» **Records from a data collection**
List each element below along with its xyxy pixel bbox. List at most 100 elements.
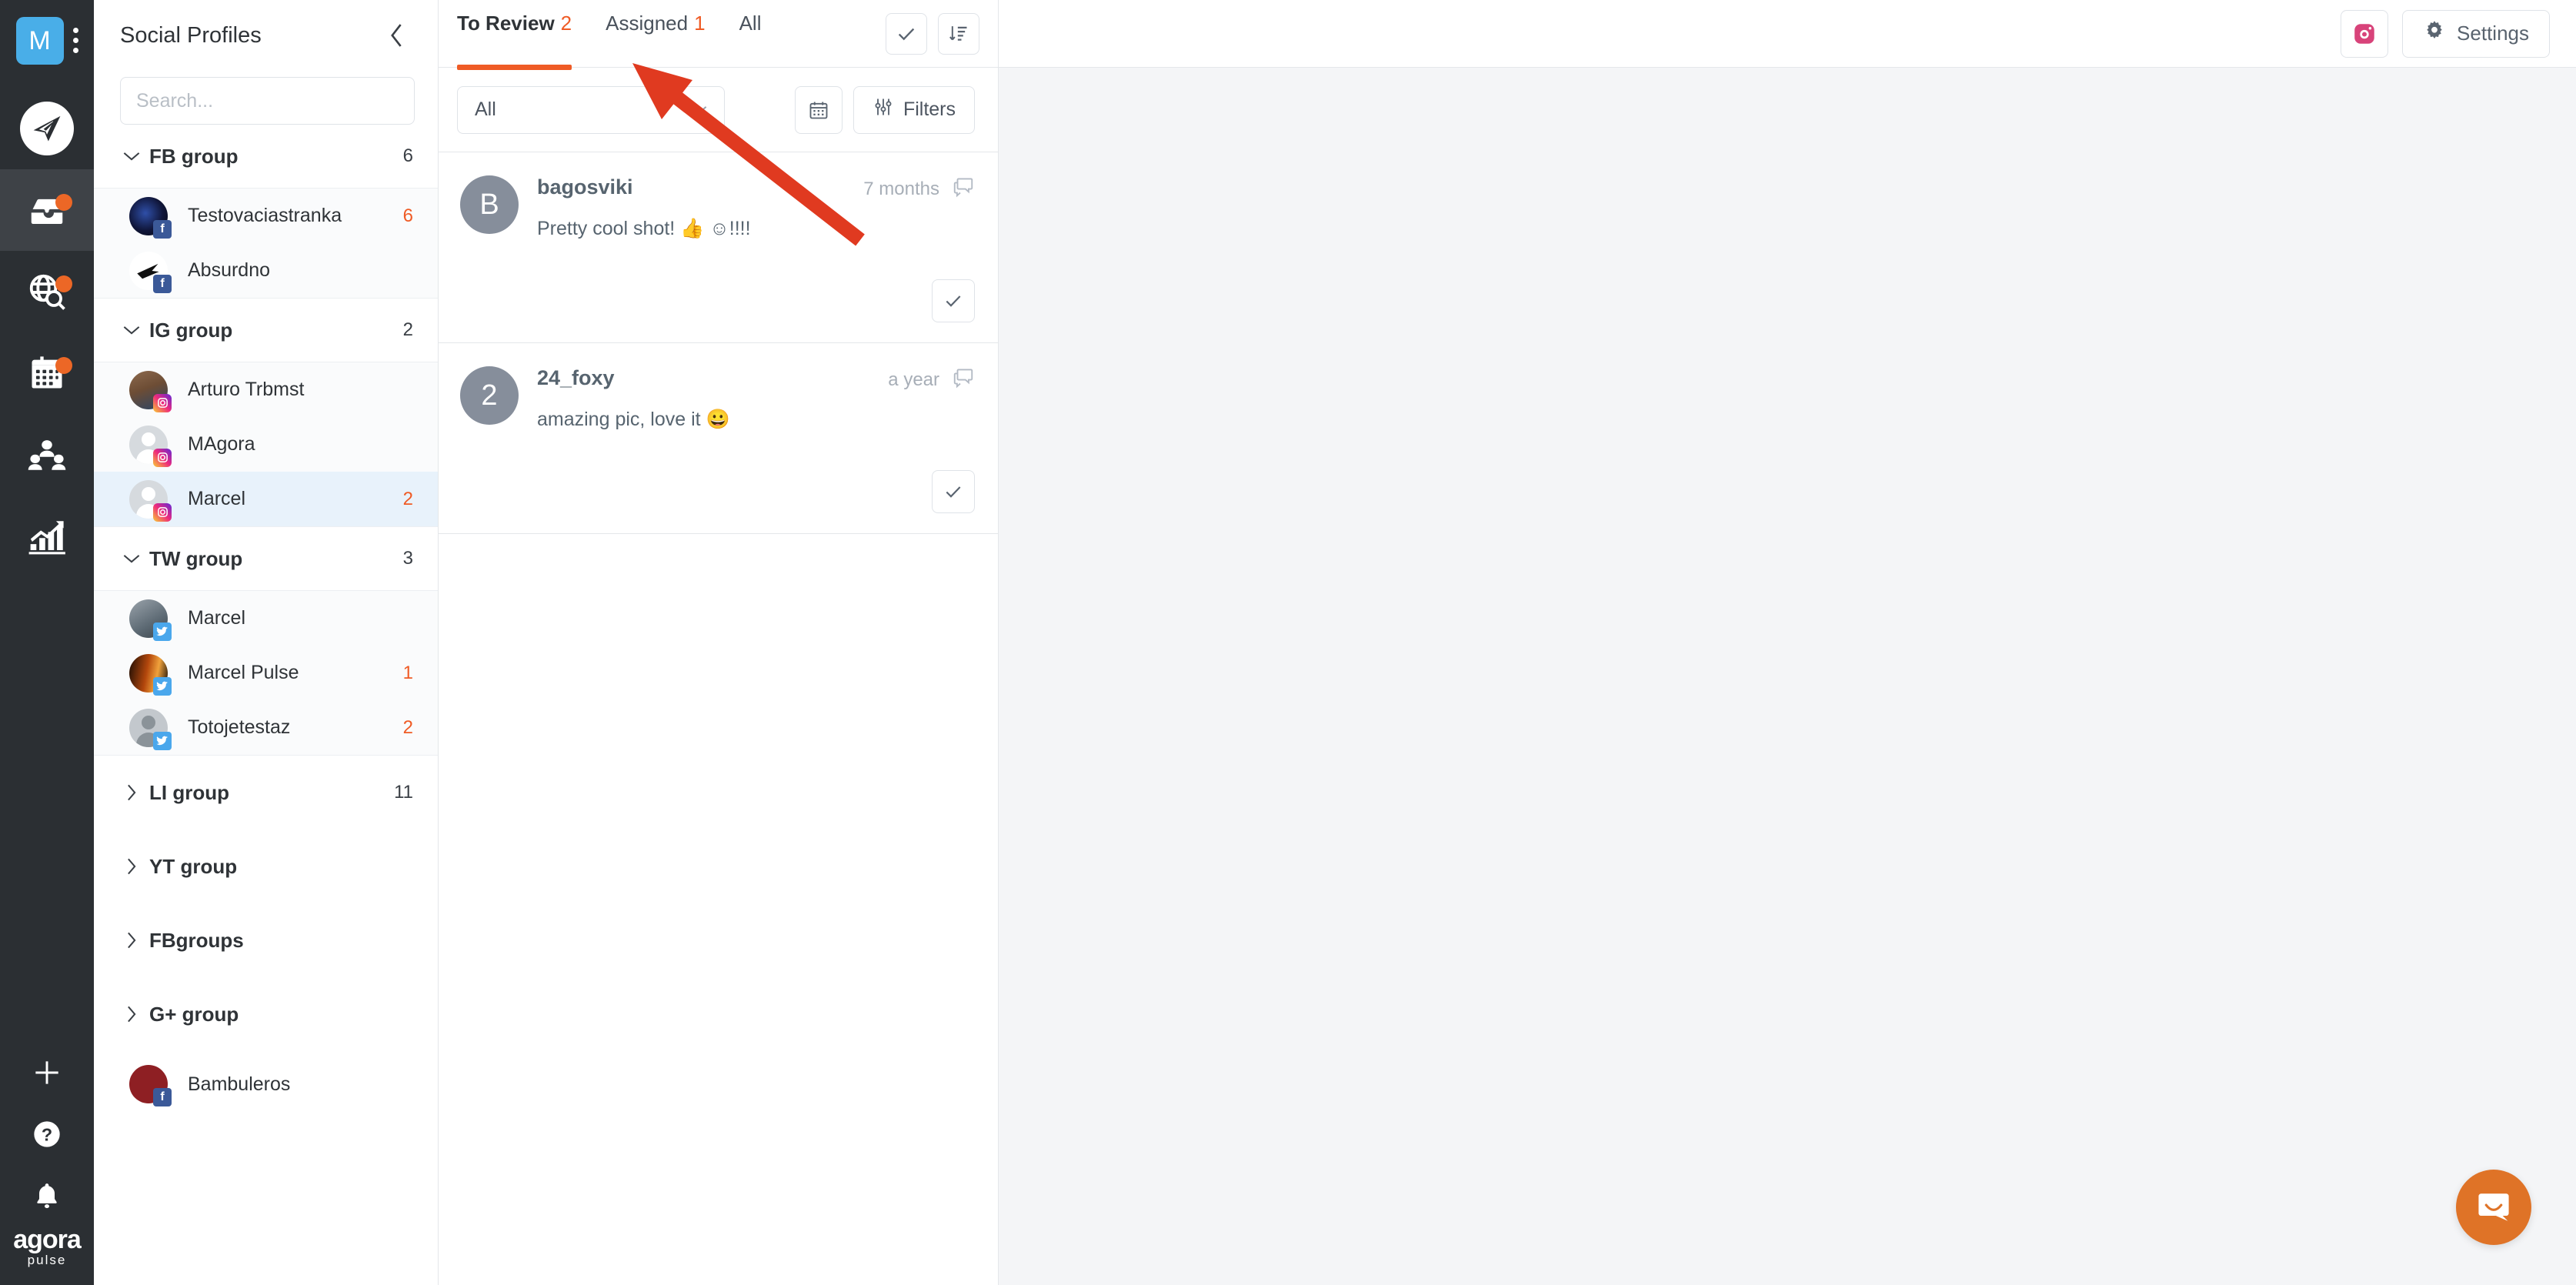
filters-button[interactable]: Filters (853, 85, 975, 134)
chevron-down-icon (690, 98, 707, 121)
nav-item-listening[interactable] (0, 251, 94, 332)
detail-header: Settings (999, 0, 2576, 68)
message-actions (460, 447, 975, 513)
nav-item-team[interactable] (0, 414, 94, 496)
inbox-tabs: To Review 2 Assigned 1 All (457, 0, 795, 70)
message-card[interactable]: 2 24_foxy a year amazing pic, love it 😀 (439, 343, 998, 534)
comments-icon (952, 175, 975, 202)
profile-row-marcel-ig[interactable]: Marcel 2 (94, 472, 438, 526)
sidebar-collapse-button[interactable] (379, 18, 415, 53)
sidebar-header: Social Profiles (94, 0, 438, 71)
message-top: 2 24_foxy a year amazing pic, love it 😀 (460, 366, 975, 432)
rail-nav-items (0, 88, 94, 577)
nav-item-inbox[interactable] (0, 169, 94, 251)
settings-button[interactable]: Settings (2402, 9, 2550, 58)
nav-item-publish[interactable] (0, 88, 94, 169)
message-author[interactable]: bagosviki (537, 175, 633, 199)
profile-name: Absurdno (188, 259, 271, 281)
message-actions (460, 256, 975, 322)
profile-name: MAgora (188, 433, 255, 455)
inbox-message-list: B bagosviki 7 months Pretty cool shot! 👍… (439, 152, 998, 1285)
group-header-gplus-group[interactable]: G+ group (94, 977, 438, 1051)
profile-unread-count: 1 (402, 662, 413, 683)
group-header-yt-group[interactable]: YT group (94, 829, 438, 903)
group-header-tw-group[interactable]: TW group 3 (94, 527, 438, 590)
twitter-icon (153, 676, 172, 696)
bar-chart-arrow-icon (28, 521, 65, 555)
avatar (129, 425, 172, 467)
inbox-tab-actions (886, 13, 979, 67)
inbox-filter-bar: All Filters (439, 68, 998, 152)
profile-name: Marcel (188, 607, 246, 629)
profile-name: Arturo Trbmst (188, 379, 305, 400)
mark-reviewed-button[interactable] (932, 279, 975, 322)
chevron-right-icon (120, 858, 143, 875)
date-range-button[interactable] (794, 85, 843, 134)
message-timestamp: a year (888, 369, 939, 390)
profile-name: Bambuleros (188, 1073, 291, 1095)
profile-row-testovaciastranka[interactable]: f Testovaciastranka 6 (94, 189, 438, 243)
message-card[interactable]: B bagosviki 7 months Pretty cool shot! 👍… (439, 152, 998, 343)
svg-text:?: ? (42, 1124, 52, 1144)
notifications-button[interactable] (0, 1165, 94, 1227)
group-label: FBgroups (149, 928, 244, 952)
group-header-fbgroups[interactable]: FBgroups (94, 903, 438, 977)
nav-item-reports[interactable] (0, 496, 94, 577)
group-count: 6 (402, 145, 413, 166)
inbox-badge-dot (55, 194, 72, 211)
profile-group-list: FB group 6 f Testovaciastranka 6 f Absur… (94, 125, 438, 1285)
tab-assigned[interactable]: Assigned 1 (606, 0, 725, 67)
check-icon (946, 295, 961, 307)
message-author[interactable]: 24_foxy (537, 366, 615, 390)
profile-row-totojetestaz[interactable]: Totojetestaz 2 (94, 700, 438, 755)
profile-name: Marcel (188, 488, 246, 509)
social-profiles-sidebar: Social Profiles FB group 6 f (94, 0, 439, 1285)
plus-icon (35, 1061, 58, 1084)
calendar-badge-dot (55, 357, 72, 374)
avatar: B (460, 175, 519, 234)
profile-row-marcel-tw[interactable]: Marcel (94, 591, 438, 646)
group-header-ig-group[interactable]: IG group 2 (94, 299, 438, 362)
primary-nav-rail: M ? agora pulse (0, 0, 94, 1285)
sort-button[interactable] (938, 13, 979, 55)
chevron-left-icon (391, 24, 402, 47)
profile-row-magora[interactable]: MAgora (94, 417, 438, 472)
avatar: 2 (460, 366, 519, 425)
question-circle-icon: ? (34, 1121, 60, 1147)
profile-unread-count: 2 (402, 716, 413, 738)
add-button[interactable] (0, 1042, 94, 1103)
help-button[interactable]: ? (0, 1103, 94, 1165)
intercom-launcher-button[interactable] (2456, 1170, 2531, 1245)
profile-row-absurdno[interactable]: f Absurdno (94, 243, 438, 298)
profile-row-marcel-pulse[interactable]: Marcel Pulse 1 (94, 646, 438, 700)
rail-footer: ? agora pulse (0, 1042, 94, 1285)
kebab-menu-icon[interactable] (72, 28, 78, 53)
users-icon (28, 440, 66, 470)
tab-all[interactable]: All (739, 0, 782, 67)
profile-row-arturo-trbmst[interactable]: Arturo Trbmst (94, 362, 438, 417)
profile-row-bambuleros[interactable]: f Bambuleros (94, 1051, 438, 1117)
group-header-fb-group[interactable]: FB group 6 (94, 125, 438, 188)
workspace-avatar[interactable]: M (15, 17, 64, 65)
nav-item-calendar[interactable] (0, 332, 94, 414)
message-body: 24_foxy a year amazing pic, love it 😀 (537, 366, 975, 432)
inbox-tabs-bar: To Review 2 Assigned 1 All (439, 0, 998, 70)
twitter-icon (153, 622, 172, 641)
mark-reviewed-button[interactable] (932, 470, 975, 513)
inbox-scope-select[interactable]: All (457, 85, 725, 134)
filters-label: Filters (903, 98, 956, 120)
avatar (129, 708, 172, 750)
inbox-list-column: To Review 2 Assigned 1 All All Filters B… (439, 0, 999, 1285)
search-input[interactable] (120, 77, 415, 125)
group-label: YT group (149, 854, 238, 878)
twitter-icon (153, 731, 172, 750)
group-header-li-group[interactable]: LI group 11 (94, 756, 438, 829)
group-count: 3 (402, 548, 413, 569)
bulk-review-button[interactable] (886, 13, 927, 55)
settings-label: Settings (2457, 22, 2529, 45)
chevron-right-icon (120, 784, 143, 801)
instagram-profile-button[interactable] (2341, 9, 2389, 58)
paper-plane-icon (20, 102, 74, 155)
group-count: 11 (394, 782, 413, 803)
tab-to-review[interactable]: To Review 2 (457, 0, 592, 70)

» **PROBLEM TO SOLVE**
Gather every line of the material that contains the string "chevron", matching case exactly.

» **RESPONSE BELOW**
chevron-down-icon (690, 98, 707, 121)
chevron-right-icon (120, 858, 143, 875)
chevron-left-icon (391, 24, 402, 47)
chevron-right-icon (120, 784, 143, 801)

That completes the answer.